- _TASK GOAL_: Copy every line of the following data that includes the string "Scans".

- _MATERIAL FOR THE TASK_:
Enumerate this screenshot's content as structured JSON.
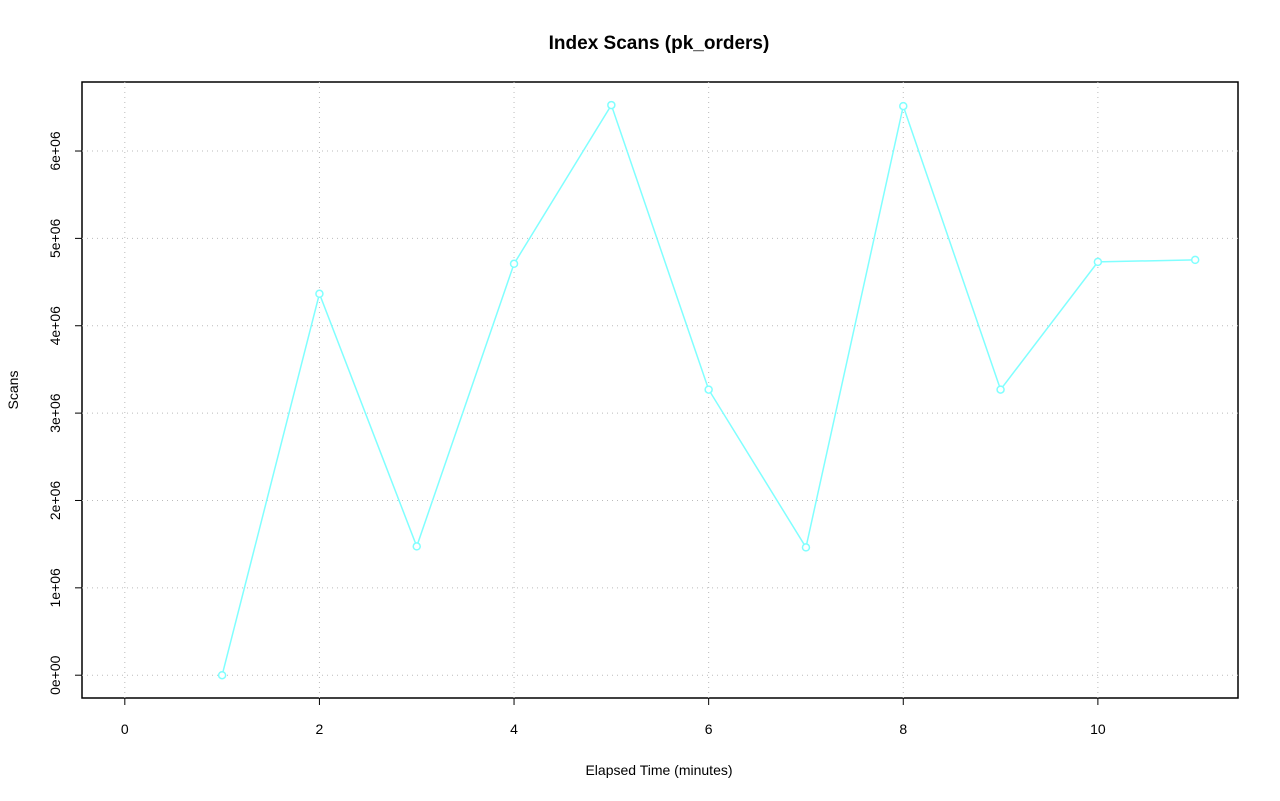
{
  "chart_data": {
    "type": "line",
    "title": "Index Scans (pk_orders)",
    "x_label": "Elapsed Time (minutes)",
    "y_label": "Scans",
    "x": [
      1,
      2,
      3,
      4,
      5,
      6,
      7,
      8,
      9,
      10,
      11
    ],
    "series": [
      {
        "name": "Scans",
        "color": "#80ffff",
        "values": [
          0,
          4366000,
          1474000,
          4709000,
          6526000,
          3269000,
          1463000,
          6514000,
          3269000,
          4731000,
          4754000
        ]
      }
    ],
    "xlim": [
      -0.44,
      11.44
    ],
    "xticks": [
      0,
      2,
      4,
      6,
      8,
      10
    ],
    "ylim": [
      -261000,
      6790000
    ],
    "yticks": [
      {
        "value": 0,
        "label": "0e+00"
      },
      {
        "value": 1000000,
        "label": "1e+06"
      },
      {
        "value": 2000000,
        "label": "2e+06"
      },
      {
        "value": 3000000,
        "label": "3e+06"
      },
      {
        "value": 4000000,
        "label": "4e+06"
      },
      {
        "value": 5000000,
        "label": "5e+06"
      },
      {
        "value": 6000000,
        "label": "6e+06"
      }
    ],
    "grid": true
  }
}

- _IN RESPONSE_:
    "title": "Index Scans (pk_orders)",
    "y_label": "Scans",
        "name": "Scans",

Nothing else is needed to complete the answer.